### [Work instructions]
From the passage below on the Infer and Frama-C analysis setup, write out word for word the part between "Infer: Findings include" and "for Juliet headers)", inclusive.

### [Supplied passage]
Tool	CWEs	Files	Estimated Time
Infer	11	17,232	~80 min
Frama-C	6	11,628	~7–9 hours

Infer uses incremental capture (infer capture --continue) per file then a single infer analyze pass per CWE. Frama-C runs EVA per-function per-file (-main <func>), which is the main bottleneck.

Classification Logic

Infer: Findings include a procedure field (e.g. CWE476_..._01_bad). If the procedure contains _bad or Bad it is classified as TP; if it contains good it is FP. Unresolved findings fall back to line-level classification using parse_c_file_sections().

Frama-C: Each file is analyzed once per entry point (_bad function and _good/goodN functions). Alarms found when the entry point is a bad function are TP; alarms under a good entry point are FP.

Key Frama-C flags:

-machdep gcc_x86_64 — enables GCC extensions (required for Juliet headers)
-lib-entry — incomplete application analysis (no main)

Image element box records
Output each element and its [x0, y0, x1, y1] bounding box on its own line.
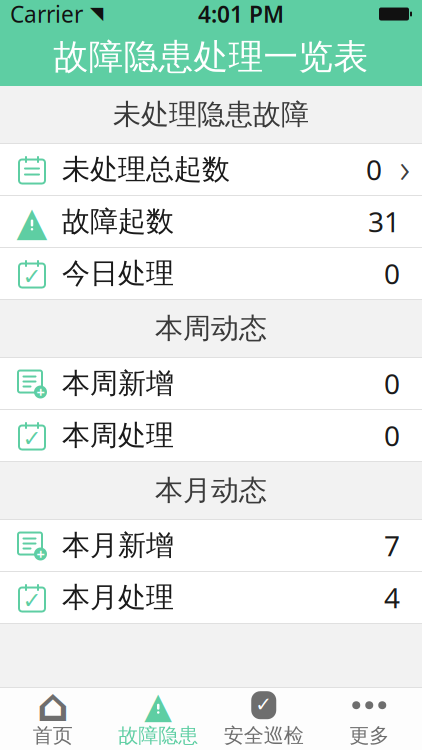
- staticText: 7: [384, 527, 400, 564]
- staticText: 未处理总起数: [62, 152, 230, 187]
- staticText: 本月处理: [62, 580, 174, 615]
- staticText: Carrier: [10, 0, 83, 29]
- staticText: ✓: [255, 693, 272, 716]
- staticText: 本周处理: [62, 418, 174, 453]
- button[interactable]: ▲: [106, 688, 211, 750]
- staticText: 故障隐患: [118, 723, 198, 748]
- staticText: ›: [400, 141, 410, 194]
- button[interactable]: ⌂: [0, 688, 106, 750]
- staticText: ⌂: [37, 680, 69, 731]
- staticText: 未处理隐患故障: [113, 97, 309, 132]
- staticText: 安全巡检: [224, 723, 304, 748]
- staticText: +: [36, 382, 44, 402]
- staticText: 本月动态: [155, 473, 267, 508]
- staticText: +: [36, 544, 44, 564]
- button[interactable]: +: [0, 520, 422, 572]
- button[interactable]: ✓: [0, 410, 422, 462]
- staticText: 0: [366, 151, 382, 188]
- staticText: 4:01 PM: [198, 0, 284, 29]
- staticText: 今日处理: [62, 256, 174, 291]
- staticText: ✓: [22, 264, 42, 289]
- staticText: ▲: [16, 199, 48, 244]
- button[interactable]: 未处理总起数: [0, 144, 422, 196]
- staticText: 0: [384, 255, 400, 292]
- staticText: ✓: [22, 426, 42, 451]
- staticText: 4: [384, 579, 400, 616]
- staticText: 本月新增: [62, 528, 174, 563]
- staticText: 0: [384, 417, 400, 454]
- staticText: 31: [368, 203, 400, 240]
- staticText: ◥: [90, 3, 103, 23]
- button[interactable]: 更多: [316, 688, 422, 750]
- staticText: 本周动态: [155, 311, 267, 346]
- button[interactable]: ▲: [0, 196, 422, 248]
- staticText: 首页: [33, 723, 73, 748]
- staticText: ✓: [22, 588, 42, 613]
- staticText: 0: [384, 365, 400, 402]
- button[interactable]: ✓: [0, 248, 422, 300]
- staticText: ▲: [144, 685, 172, 726]
- staticText: 故障隐患处理一览表: [54, 36, 368, 78]
- button[interactable]: +: [0, 358, 422, 410]
- staticText: 故障起数: [62, 204, 174, 239]
- button[interactable]: ✓: [211, 688, 316, 750]
- button[interactable]: ✓: [0, 572, 422, 624]
- staticText: 本周新增: [62, 366, 174, 401]
- staticText: 更多: [349, 723, 389, 748]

### [Problem solution]
Infer: Findings include a procedure field (e.g. CWE476_..._01_bad). If the procedure contains _bad or Bad it is classified as TP; if it contains good it is FP. Unresolved findings fall back to line-level classification using parse_c_file_sections().

Frama-C: Each file is analyzed once per entry point (_bad function and _good/goodN functions). Alarms found when the entry point is a bad function are TP; alarms under a good entry point are FP.

Key Frama-C flags:

-machdep gcc_x86_64 — enables GCC extensions (required for Juliet headers)